Food and Drug Administration

21 CFR Part 862

[Docket No. FDA-2019-N-2484]


Medical Devices; Clinical Chemistry and Clinical Toxicology 
Devices; Classification of the Continuous Glucose Monitor Data 
Management System

AGENCY: Food and Drug Administration, HHS.

ACTION: Final order.

-----------------------------------------------------------------------

SUMMARY: The Food and Drug Administration (FDA or we) is classifying 
the continuous glucose monitor data management system into class I 
(general controls). We are taking this action because we have 
determined that classifying the device into class I (general controls) 
will provide a reasonable assurance of safety and effectiveness of the 
device. We believe this action will also enhance patients' access to 
beneficial innovative devices, in part by reducing regulatory burdens.

DATES: This order is effective October 29, 2019. The classification was 
applicable on August 19, 2014.

▶ **Required tasks**:
- 1) Answer these about the FDA final order:
(a) Which class does the order place the continuous glucose monitor data management system in?
(b) On what date does the order take effect?
(c) What docket number does the order carry?
- 2) Sum up the FDA final order in two sentences.
You can skip the lines that come after this.

▶ **Provided material**:

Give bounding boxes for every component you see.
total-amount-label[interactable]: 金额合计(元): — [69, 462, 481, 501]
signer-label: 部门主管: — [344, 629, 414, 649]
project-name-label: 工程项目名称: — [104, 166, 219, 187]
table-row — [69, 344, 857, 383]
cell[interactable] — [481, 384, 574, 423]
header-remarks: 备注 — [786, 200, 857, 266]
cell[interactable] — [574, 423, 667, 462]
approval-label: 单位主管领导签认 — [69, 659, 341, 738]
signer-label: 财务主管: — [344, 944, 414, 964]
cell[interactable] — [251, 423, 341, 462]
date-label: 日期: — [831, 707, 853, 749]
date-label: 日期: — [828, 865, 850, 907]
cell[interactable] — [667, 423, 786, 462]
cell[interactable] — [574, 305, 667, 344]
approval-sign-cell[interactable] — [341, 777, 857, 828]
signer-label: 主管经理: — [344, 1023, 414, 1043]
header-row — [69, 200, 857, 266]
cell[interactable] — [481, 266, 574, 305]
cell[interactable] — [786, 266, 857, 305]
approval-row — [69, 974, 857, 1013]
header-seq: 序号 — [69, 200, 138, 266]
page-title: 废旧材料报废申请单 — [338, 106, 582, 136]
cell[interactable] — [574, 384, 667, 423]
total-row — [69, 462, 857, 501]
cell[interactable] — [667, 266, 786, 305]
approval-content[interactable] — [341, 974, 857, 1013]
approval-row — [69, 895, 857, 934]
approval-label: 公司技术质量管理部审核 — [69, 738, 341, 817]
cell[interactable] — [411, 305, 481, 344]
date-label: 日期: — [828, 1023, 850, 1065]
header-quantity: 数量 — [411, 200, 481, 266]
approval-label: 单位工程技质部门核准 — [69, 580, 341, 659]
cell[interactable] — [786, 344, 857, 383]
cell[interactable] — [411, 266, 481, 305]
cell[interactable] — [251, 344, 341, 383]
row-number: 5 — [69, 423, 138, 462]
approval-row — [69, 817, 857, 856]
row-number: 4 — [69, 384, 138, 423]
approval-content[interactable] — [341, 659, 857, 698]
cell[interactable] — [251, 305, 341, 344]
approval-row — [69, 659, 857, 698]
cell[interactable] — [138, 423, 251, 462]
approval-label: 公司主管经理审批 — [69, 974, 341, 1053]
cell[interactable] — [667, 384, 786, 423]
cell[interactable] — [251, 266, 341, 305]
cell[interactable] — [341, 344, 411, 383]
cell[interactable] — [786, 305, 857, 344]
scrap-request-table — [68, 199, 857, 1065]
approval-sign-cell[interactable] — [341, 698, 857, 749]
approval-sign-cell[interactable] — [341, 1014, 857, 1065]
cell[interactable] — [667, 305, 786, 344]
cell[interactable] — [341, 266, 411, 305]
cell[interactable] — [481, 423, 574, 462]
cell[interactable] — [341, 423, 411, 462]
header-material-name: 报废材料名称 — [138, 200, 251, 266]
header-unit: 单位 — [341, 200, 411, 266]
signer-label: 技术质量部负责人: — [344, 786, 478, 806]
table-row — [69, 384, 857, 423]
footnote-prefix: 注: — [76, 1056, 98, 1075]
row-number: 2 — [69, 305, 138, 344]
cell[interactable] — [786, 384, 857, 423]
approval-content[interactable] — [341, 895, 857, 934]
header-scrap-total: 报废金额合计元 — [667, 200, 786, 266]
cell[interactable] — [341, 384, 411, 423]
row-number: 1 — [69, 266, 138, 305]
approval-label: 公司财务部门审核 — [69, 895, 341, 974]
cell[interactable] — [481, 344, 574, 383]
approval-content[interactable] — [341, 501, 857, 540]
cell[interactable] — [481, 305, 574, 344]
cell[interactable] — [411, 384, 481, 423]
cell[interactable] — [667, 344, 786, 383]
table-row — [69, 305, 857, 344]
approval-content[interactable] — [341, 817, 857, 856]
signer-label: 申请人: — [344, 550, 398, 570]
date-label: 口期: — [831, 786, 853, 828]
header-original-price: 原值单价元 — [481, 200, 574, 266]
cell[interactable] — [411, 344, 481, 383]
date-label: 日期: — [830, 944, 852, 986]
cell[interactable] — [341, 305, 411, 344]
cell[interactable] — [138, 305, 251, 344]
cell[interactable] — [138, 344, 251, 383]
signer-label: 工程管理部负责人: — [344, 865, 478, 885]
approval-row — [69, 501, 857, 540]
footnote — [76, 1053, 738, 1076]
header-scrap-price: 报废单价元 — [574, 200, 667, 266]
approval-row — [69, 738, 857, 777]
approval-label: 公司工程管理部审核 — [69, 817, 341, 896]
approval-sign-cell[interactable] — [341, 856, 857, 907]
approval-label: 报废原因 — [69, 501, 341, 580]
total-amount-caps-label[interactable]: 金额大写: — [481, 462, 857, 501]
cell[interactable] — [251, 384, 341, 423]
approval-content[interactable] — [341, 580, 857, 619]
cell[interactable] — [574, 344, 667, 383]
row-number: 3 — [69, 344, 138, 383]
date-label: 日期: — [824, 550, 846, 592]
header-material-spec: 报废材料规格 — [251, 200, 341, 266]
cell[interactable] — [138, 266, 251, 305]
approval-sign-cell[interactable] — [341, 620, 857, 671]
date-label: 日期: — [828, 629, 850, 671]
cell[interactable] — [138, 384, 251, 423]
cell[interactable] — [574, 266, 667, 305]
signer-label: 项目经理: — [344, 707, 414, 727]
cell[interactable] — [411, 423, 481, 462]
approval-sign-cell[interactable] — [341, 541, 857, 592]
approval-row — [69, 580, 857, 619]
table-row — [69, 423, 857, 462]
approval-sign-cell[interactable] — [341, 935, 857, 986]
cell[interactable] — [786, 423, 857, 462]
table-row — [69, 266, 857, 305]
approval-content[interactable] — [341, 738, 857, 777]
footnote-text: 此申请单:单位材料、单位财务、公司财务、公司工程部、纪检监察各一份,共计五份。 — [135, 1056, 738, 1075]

▶ **Per-task outputs**:
- 1)
(a) Class I (general controls).
(b) October 29, 2019.
(c) FDA-2019-N-2484.

- 2) The FDA is placing the continuous glucose monitor data management system in class I (general controls), having found that this will reasonably assure the device's safety and effectiveness and believing it will also improve patients' access to helpful new devices partly by reducing regulatory burdens. The order takes effect October 29, 2019, while the classification applied from August 19, 2014.